> WORK TO BE COMPLETED:
List each line of the data in which the string "Sites" appears.

> DATASET EXTRACT:
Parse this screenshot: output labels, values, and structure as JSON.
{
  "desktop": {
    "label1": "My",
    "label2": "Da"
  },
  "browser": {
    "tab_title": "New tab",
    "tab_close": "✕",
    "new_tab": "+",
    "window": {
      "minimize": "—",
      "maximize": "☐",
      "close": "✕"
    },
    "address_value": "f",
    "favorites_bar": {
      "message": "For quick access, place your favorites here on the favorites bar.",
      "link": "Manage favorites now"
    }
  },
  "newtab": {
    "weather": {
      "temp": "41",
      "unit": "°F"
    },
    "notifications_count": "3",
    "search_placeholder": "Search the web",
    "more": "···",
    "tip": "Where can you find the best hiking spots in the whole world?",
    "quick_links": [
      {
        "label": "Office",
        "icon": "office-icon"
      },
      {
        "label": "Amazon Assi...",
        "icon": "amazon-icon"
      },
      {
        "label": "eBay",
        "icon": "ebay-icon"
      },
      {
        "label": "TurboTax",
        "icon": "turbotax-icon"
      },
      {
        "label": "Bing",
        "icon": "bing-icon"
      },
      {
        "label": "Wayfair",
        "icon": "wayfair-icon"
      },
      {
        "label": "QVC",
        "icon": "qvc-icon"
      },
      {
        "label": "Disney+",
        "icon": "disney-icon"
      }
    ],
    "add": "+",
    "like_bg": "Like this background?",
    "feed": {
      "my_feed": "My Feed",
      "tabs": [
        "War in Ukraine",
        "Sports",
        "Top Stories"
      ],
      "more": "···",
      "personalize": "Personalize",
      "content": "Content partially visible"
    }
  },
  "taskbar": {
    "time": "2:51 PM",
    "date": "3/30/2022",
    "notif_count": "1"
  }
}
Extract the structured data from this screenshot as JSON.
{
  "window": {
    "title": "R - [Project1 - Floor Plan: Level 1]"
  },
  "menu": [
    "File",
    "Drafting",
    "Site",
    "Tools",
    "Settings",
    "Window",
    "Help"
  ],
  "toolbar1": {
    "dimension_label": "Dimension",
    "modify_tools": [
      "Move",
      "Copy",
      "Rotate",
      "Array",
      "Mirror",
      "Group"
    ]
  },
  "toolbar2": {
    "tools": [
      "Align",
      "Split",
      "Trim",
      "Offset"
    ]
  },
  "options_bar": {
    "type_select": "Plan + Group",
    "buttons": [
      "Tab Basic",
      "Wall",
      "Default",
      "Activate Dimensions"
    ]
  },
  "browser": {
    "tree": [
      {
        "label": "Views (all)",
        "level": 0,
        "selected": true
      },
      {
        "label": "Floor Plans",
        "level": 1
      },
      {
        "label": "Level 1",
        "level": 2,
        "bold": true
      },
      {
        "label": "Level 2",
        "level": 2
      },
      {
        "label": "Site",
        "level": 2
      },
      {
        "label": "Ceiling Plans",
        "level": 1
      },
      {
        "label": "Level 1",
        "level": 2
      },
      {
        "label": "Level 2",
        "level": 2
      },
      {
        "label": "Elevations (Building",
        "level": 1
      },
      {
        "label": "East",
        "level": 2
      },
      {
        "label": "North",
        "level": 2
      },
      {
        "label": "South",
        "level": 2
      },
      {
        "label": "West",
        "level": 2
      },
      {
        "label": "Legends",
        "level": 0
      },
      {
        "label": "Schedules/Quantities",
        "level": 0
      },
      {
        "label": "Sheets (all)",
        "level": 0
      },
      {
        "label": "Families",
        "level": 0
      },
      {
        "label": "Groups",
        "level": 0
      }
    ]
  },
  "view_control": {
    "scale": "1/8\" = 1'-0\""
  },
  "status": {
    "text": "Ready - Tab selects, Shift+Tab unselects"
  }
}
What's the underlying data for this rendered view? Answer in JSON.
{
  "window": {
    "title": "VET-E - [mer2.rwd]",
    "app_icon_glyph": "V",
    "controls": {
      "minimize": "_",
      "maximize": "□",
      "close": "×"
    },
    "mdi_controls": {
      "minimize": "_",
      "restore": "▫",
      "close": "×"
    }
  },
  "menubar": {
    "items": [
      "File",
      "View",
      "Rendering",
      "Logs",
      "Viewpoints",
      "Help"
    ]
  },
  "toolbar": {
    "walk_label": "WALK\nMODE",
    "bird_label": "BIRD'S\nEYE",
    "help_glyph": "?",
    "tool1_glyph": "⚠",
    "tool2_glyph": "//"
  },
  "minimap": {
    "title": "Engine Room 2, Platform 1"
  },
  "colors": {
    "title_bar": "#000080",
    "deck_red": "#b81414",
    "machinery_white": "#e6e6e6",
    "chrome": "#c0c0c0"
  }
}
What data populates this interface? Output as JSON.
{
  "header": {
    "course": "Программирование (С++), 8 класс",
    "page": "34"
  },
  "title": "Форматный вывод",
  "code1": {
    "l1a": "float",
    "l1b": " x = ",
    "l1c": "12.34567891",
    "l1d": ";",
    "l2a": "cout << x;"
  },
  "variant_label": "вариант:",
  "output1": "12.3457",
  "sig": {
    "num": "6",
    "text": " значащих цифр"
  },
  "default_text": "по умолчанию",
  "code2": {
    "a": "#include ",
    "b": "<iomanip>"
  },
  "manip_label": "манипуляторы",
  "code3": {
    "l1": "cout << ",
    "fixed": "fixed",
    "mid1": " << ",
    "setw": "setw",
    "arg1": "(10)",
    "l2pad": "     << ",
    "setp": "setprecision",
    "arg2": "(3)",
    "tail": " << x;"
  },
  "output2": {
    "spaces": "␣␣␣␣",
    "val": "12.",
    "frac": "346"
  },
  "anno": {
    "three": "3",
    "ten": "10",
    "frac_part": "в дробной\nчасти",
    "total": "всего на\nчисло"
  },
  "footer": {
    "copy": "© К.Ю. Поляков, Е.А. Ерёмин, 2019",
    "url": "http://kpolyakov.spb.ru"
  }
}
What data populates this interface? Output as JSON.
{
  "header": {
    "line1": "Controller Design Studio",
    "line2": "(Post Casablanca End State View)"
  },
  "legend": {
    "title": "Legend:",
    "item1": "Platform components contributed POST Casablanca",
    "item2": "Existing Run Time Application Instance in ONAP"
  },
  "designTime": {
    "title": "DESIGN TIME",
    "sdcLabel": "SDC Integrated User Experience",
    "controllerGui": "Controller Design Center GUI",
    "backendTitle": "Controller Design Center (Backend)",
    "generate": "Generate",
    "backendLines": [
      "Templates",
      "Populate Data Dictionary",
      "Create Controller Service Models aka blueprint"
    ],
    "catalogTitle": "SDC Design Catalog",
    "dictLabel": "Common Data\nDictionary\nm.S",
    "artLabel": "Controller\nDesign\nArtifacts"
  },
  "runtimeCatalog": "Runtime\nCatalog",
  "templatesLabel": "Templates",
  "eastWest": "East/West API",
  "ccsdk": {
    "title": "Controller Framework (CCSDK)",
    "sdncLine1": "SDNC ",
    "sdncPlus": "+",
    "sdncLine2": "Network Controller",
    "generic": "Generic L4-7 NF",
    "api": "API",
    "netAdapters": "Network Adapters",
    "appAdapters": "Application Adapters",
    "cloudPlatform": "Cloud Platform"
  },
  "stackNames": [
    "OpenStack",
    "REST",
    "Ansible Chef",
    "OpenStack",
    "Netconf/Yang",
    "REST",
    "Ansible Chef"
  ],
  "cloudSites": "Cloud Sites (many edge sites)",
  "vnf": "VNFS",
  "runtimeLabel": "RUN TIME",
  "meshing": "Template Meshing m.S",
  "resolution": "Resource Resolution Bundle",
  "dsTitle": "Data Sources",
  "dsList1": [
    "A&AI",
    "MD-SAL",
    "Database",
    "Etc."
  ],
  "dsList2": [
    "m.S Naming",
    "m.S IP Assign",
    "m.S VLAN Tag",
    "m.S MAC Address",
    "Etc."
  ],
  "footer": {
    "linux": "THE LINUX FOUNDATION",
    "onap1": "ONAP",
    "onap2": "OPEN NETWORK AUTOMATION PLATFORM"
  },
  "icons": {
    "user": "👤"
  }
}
---
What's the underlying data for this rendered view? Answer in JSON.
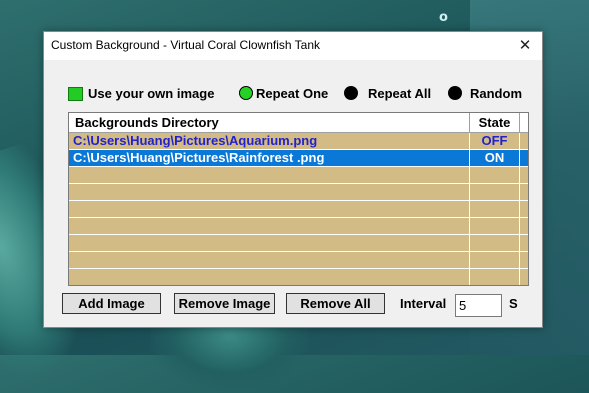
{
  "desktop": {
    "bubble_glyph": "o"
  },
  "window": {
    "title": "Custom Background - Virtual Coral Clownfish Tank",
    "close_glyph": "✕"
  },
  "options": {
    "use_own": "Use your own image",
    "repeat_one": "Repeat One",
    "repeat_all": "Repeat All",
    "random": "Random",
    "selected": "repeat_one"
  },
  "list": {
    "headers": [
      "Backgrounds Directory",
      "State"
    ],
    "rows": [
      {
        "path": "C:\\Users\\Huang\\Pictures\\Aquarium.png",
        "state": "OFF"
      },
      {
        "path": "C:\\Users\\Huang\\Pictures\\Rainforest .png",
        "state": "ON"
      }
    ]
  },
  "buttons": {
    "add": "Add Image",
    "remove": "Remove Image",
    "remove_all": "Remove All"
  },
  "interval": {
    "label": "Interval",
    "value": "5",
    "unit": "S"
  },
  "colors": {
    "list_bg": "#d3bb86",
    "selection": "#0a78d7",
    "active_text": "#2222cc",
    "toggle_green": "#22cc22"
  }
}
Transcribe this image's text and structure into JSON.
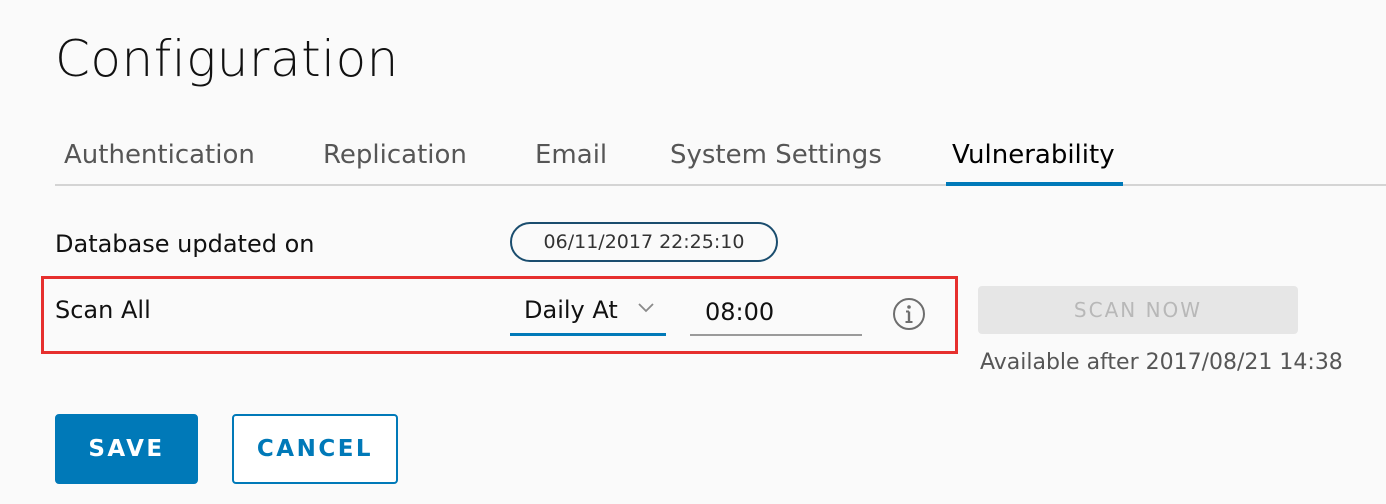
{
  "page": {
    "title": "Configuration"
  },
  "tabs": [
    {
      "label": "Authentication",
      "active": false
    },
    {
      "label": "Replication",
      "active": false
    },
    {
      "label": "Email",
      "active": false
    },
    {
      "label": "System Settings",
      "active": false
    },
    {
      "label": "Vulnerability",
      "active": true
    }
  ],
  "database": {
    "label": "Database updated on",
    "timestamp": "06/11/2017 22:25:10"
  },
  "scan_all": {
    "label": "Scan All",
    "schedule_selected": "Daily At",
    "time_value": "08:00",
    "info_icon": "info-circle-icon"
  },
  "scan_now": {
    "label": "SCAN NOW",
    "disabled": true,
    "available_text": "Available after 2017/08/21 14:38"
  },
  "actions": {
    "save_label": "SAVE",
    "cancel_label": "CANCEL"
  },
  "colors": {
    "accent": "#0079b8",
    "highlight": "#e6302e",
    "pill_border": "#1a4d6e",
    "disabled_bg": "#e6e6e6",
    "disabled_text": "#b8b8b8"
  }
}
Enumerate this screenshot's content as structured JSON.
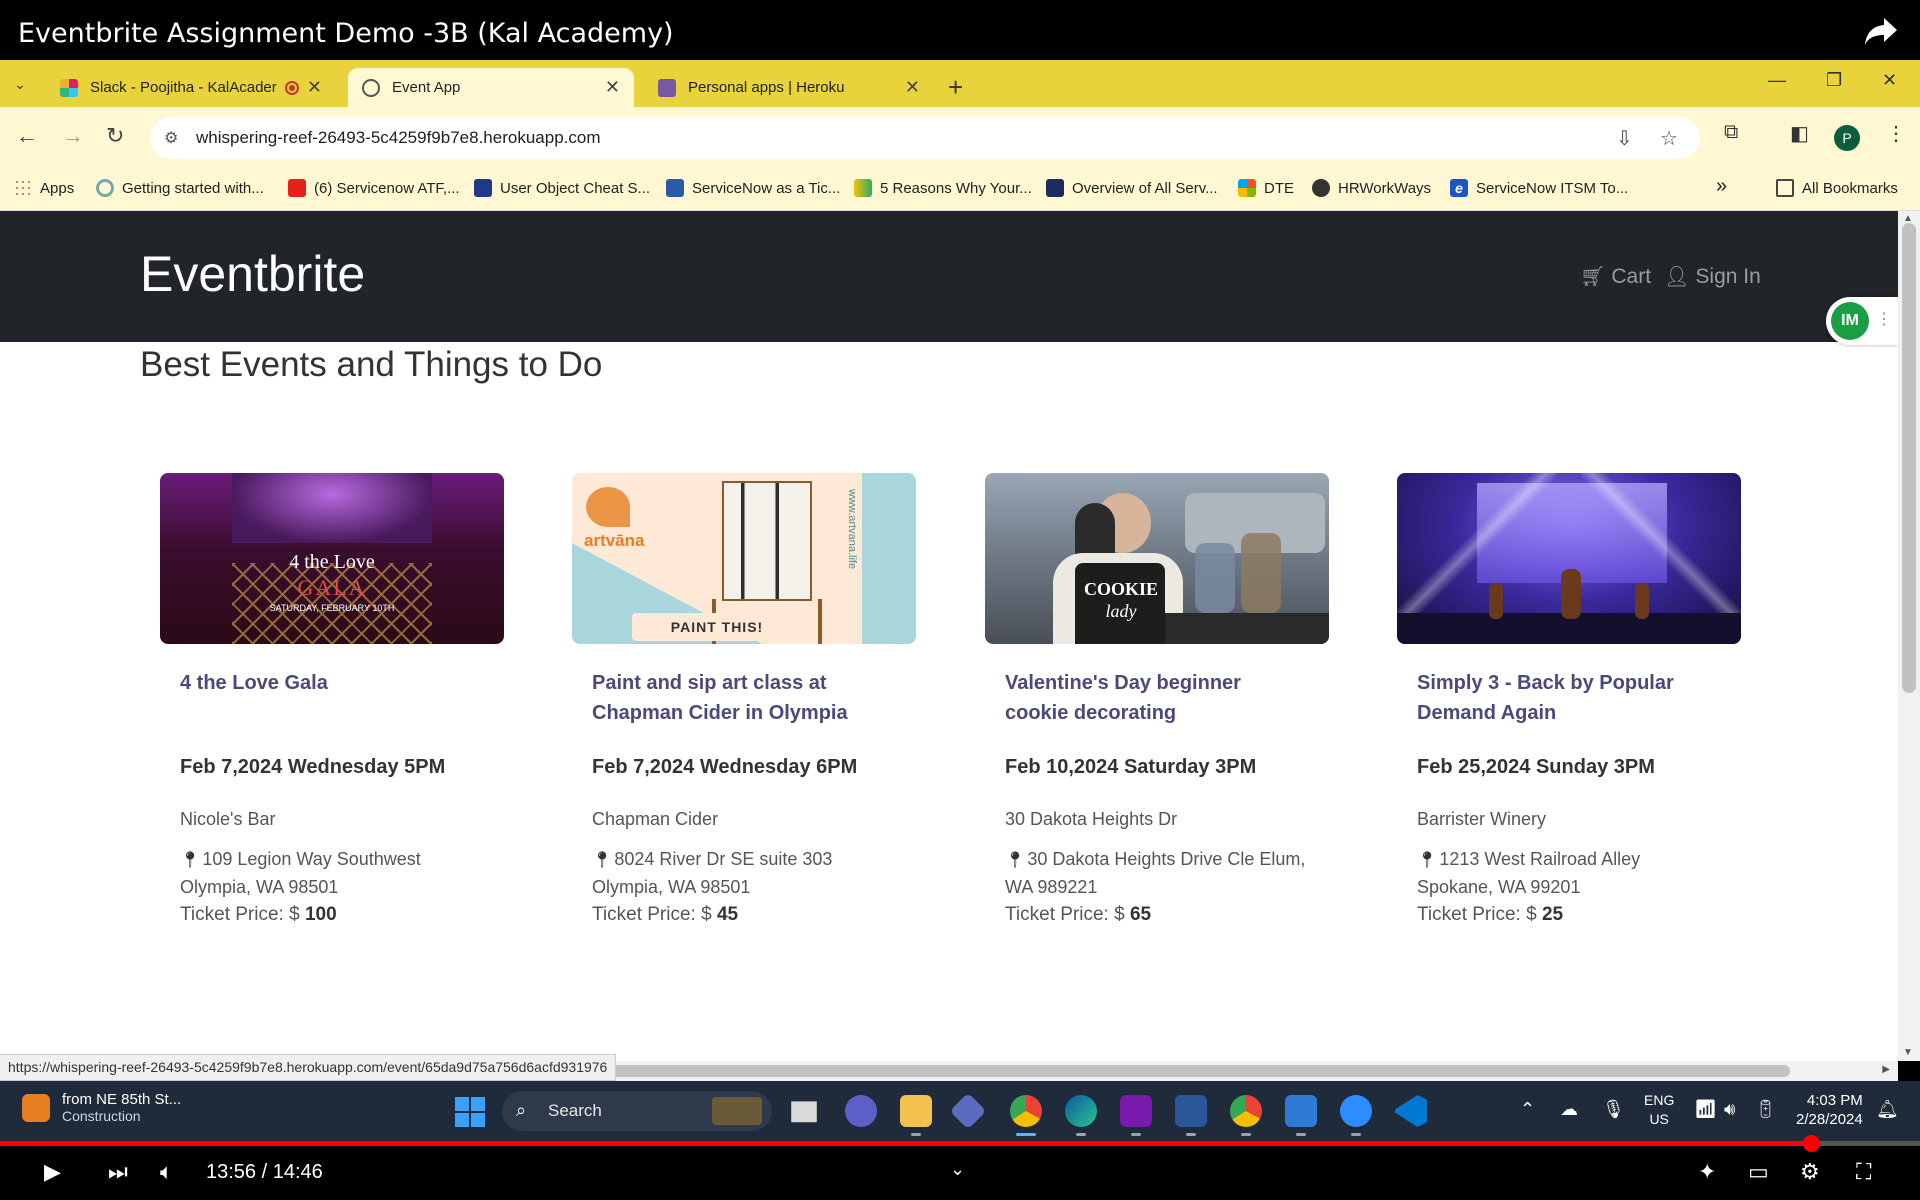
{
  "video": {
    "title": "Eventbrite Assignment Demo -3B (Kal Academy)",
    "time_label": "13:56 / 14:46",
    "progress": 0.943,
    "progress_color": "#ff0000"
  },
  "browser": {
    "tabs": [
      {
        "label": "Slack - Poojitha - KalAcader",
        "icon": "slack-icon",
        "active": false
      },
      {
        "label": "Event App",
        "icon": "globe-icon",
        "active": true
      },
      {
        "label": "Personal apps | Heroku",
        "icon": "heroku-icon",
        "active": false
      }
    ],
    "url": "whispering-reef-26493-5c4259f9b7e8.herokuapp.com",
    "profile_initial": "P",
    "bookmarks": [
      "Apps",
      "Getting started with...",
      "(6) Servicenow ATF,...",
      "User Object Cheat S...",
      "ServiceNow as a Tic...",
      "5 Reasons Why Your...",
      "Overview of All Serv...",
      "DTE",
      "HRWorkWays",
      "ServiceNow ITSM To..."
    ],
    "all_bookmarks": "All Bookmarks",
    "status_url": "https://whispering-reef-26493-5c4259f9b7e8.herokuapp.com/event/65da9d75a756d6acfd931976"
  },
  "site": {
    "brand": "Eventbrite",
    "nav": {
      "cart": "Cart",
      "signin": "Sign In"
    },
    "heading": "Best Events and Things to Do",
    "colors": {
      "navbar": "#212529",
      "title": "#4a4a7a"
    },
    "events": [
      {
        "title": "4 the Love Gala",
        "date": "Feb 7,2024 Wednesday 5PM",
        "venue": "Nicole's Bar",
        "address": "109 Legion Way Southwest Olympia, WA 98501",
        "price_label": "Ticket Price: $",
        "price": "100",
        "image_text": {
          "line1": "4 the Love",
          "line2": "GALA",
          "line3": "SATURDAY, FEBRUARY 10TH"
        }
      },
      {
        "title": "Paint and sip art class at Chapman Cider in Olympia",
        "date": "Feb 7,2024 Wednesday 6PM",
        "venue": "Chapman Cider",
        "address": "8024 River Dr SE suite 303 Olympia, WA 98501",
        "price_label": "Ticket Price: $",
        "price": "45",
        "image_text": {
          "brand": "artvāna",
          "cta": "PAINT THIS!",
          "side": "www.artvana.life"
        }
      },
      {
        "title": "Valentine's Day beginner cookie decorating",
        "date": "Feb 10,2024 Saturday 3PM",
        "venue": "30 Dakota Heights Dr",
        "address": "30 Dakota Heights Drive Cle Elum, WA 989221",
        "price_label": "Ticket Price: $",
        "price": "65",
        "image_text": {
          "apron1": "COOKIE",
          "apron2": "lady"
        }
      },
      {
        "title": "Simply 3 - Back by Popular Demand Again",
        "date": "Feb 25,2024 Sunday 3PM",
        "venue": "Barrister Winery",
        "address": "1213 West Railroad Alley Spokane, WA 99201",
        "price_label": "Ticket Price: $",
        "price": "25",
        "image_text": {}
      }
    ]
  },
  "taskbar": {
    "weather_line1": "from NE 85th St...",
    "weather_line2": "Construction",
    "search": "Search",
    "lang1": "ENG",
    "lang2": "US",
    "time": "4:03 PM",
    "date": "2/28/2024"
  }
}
==
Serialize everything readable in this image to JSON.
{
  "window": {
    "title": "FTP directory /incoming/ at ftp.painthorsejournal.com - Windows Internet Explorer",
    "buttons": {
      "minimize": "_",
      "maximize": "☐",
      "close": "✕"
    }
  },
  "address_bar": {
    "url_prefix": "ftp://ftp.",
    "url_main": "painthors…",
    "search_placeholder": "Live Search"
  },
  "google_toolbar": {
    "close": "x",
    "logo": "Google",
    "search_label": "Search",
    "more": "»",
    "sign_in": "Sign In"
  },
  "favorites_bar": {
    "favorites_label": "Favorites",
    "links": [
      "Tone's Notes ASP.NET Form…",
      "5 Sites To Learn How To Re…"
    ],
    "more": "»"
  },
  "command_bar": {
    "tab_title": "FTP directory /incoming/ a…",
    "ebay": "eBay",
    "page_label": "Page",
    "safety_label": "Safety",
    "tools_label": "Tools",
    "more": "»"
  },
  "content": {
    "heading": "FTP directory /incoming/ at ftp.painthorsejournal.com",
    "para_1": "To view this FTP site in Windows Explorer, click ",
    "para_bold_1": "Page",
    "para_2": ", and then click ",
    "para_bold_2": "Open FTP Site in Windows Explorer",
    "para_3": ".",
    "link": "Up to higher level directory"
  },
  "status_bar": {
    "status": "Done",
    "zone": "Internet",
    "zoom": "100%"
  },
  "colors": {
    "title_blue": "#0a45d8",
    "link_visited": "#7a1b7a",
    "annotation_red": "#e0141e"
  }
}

> TASK SOLUTION:
  "cloudSites": "Cloud Sites (many edge sites)",
      "5 Sites To Learn How To Re…"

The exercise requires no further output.